>>

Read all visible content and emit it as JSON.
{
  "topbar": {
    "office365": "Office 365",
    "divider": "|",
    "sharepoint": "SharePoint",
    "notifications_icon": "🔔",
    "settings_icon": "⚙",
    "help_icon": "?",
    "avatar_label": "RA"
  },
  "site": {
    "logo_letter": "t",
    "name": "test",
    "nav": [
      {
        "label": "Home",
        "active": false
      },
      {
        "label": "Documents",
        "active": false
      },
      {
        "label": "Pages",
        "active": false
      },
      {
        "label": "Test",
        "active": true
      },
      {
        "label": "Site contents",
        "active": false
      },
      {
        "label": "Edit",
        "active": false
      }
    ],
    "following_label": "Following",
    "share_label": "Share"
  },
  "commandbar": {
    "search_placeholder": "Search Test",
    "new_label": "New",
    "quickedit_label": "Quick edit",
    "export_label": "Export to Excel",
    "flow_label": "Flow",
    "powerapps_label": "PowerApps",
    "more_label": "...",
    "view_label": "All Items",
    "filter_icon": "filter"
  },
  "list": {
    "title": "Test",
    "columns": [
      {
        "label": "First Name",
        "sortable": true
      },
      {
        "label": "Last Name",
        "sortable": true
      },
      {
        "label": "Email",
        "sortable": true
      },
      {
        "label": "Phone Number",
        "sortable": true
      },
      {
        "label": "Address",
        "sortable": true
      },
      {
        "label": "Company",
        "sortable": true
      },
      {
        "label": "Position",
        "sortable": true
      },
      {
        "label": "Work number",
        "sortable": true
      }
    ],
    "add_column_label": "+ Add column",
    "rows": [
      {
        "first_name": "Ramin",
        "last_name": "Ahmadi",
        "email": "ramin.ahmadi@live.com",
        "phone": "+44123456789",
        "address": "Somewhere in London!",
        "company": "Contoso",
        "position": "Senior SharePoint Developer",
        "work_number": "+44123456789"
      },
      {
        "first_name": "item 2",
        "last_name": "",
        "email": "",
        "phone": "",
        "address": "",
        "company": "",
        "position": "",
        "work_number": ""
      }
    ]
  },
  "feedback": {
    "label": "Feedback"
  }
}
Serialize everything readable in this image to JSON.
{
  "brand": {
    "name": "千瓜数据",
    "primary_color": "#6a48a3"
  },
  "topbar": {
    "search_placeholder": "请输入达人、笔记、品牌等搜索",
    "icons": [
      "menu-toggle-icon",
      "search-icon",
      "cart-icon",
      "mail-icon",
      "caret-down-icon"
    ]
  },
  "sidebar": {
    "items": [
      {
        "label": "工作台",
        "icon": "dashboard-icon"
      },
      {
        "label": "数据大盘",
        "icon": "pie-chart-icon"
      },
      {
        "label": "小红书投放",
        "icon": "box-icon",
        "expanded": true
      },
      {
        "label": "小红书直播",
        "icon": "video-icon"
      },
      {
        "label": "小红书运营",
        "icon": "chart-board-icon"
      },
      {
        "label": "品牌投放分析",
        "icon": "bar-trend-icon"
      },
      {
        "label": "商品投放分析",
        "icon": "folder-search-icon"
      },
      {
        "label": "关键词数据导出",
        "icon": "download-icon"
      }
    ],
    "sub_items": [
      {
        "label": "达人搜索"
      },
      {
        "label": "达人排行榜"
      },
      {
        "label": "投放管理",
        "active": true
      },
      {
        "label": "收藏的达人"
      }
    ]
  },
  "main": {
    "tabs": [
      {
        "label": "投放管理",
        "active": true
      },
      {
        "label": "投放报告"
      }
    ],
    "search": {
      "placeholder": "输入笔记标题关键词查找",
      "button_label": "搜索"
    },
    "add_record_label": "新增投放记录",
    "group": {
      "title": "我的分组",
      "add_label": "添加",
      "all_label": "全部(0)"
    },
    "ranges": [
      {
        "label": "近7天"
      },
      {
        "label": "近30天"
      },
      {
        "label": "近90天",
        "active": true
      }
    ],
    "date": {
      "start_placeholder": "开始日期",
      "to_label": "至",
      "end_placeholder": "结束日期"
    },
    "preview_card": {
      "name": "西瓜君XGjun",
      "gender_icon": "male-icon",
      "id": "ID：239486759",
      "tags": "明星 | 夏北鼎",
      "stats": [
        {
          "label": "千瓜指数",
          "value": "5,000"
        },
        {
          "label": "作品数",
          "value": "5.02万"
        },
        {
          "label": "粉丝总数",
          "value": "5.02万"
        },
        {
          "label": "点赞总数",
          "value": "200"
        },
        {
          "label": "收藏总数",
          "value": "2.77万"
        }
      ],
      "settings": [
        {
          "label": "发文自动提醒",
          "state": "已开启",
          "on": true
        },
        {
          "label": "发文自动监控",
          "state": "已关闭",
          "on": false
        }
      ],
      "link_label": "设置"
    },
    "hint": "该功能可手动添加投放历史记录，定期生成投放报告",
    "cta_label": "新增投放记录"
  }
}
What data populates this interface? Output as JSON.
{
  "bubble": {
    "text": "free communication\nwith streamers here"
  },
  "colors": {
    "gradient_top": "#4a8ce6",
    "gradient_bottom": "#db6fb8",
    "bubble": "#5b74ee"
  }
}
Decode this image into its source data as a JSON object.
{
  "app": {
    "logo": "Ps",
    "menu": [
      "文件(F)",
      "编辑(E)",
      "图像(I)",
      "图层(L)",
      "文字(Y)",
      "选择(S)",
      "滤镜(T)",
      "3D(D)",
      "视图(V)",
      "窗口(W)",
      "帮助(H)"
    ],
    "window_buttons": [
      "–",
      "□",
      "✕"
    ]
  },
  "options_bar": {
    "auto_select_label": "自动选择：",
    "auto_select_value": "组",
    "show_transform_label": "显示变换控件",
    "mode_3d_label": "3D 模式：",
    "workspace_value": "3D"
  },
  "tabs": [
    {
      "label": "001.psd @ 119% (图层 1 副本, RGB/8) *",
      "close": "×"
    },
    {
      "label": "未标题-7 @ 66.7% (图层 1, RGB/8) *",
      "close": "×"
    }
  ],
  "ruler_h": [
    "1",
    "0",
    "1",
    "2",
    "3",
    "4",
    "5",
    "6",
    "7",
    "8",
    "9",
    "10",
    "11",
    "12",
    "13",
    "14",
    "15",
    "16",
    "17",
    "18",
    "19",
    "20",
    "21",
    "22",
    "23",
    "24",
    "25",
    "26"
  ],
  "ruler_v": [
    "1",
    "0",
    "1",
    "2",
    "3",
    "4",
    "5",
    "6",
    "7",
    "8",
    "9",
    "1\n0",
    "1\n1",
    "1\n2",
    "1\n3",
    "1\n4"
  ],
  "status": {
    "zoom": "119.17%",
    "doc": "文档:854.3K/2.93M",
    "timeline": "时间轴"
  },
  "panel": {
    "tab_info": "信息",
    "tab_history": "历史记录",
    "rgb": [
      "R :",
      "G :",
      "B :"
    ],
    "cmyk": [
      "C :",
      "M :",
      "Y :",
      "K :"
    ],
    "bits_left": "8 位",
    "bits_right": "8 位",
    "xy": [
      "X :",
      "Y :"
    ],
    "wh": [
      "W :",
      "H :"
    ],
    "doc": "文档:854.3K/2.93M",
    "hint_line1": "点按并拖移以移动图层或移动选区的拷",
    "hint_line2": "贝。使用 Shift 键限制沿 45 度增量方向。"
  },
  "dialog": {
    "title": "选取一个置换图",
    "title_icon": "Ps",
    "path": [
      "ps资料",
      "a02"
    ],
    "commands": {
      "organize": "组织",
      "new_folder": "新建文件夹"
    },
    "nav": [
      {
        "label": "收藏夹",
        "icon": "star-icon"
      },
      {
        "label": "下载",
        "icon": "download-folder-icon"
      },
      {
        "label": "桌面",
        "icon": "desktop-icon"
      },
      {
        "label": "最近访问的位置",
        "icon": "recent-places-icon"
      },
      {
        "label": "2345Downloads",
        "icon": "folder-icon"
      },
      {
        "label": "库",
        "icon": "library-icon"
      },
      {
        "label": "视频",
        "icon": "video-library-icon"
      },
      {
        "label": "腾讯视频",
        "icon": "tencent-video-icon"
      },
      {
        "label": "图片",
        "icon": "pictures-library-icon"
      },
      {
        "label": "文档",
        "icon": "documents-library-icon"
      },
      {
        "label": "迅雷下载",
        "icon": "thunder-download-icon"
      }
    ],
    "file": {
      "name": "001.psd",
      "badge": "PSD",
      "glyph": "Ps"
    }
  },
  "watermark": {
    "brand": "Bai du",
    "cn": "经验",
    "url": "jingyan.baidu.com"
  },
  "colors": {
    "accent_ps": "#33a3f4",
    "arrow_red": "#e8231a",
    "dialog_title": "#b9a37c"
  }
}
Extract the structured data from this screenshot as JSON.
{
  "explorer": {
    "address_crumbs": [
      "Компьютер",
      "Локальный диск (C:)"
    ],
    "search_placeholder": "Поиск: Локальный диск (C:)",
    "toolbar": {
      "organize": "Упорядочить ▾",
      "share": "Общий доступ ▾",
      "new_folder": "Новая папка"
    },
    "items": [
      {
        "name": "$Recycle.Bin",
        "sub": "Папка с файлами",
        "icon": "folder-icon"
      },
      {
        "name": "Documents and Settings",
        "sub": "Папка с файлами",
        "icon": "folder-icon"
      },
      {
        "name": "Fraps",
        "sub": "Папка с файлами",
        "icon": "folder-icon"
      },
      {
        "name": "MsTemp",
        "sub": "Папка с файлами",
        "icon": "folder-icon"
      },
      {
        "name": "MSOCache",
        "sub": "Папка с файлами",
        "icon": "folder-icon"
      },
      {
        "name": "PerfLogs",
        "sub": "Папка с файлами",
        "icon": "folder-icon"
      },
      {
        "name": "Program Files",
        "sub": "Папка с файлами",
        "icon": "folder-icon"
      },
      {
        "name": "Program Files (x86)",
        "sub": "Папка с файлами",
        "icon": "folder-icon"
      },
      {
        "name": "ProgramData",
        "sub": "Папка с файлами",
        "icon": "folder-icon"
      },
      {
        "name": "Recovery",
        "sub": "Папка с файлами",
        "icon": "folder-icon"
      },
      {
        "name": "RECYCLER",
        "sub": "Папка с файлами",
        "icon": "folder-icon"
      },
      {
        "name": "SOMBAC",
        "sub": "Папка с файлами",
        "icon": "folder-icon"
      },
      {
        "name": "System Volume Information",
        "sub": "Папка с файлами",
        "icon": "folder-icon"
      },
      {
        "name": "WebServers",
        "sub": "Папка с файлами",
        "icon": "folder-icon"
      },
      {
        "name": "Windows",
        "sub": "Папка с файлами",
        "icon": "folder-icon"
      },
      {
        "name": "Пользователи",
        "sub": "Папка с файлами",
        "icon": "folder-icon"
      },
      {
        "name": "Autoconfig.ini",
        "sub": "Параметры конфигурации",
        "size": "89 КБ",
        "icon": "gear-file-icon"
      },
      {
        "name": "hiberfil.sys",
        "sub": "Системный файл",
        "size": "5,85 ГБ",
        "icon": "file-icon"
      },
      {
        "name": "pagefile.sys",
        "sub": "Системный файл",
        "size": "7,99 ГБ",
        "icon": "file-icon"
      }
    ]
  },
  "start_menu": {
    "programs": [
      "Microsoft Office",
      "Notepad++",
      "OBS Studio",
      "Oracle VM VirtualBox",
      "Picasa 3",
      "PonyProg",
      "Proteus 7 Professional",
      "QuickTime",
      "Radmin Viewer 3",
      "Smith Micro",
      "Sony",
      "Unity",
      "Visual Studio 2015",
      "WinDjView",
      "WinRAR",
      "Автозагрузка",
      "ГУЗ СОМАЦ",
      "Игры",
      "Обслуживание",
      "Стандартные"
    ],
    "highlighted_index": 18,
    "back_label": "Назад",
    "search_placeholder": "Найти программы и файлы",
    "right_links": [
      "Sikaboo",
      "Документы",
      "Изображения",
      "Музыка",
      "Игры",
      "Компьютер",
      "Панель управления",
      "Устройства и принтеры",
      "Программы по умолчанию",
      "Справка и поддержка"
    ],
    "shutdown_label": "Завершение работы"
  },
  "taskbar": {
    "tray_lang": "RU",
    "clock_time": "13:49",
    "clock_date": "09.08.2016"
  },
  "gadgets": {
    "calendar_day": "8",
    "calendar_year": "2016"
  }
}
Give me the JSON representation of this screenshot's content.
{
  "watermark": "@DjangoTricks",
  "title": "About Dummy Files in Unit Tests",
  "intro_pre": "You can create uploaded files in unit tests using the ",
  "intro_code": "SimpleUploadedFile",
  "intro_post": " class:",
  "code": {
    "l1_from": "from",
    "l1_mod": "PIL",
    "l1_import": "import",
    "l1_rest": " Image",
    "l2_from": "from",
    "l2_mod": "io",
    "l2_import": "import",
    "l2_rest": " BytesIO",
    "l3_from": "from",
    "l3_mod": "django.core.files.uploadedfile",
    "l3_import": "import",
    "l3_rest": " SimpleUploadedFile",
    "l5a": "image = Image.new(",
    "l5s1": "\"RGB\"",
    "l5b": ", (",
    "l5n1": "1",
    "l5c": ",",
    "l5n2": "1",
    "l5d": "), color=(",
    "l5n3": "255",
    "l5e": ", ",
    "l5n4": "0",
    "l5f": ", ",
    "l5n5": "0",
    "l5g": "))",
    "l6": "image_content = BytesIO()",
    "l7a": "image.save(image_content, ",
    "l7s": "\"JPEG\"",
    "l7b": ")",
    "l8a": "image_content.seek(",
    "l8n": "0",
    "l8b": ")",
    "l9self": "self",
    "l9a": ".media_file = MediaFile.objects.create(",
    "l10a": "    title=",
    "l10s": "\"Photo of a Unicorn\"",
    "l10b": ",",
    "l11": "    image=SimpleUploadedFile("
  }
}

<<

◆ Stated goal:
Using the records above, copy every line that has the word "Локальный" in it.

◆ Expected output:
      "Локальный диск (C:)"
    "search_placeholder": "Поиск: Локальный диск (C:)",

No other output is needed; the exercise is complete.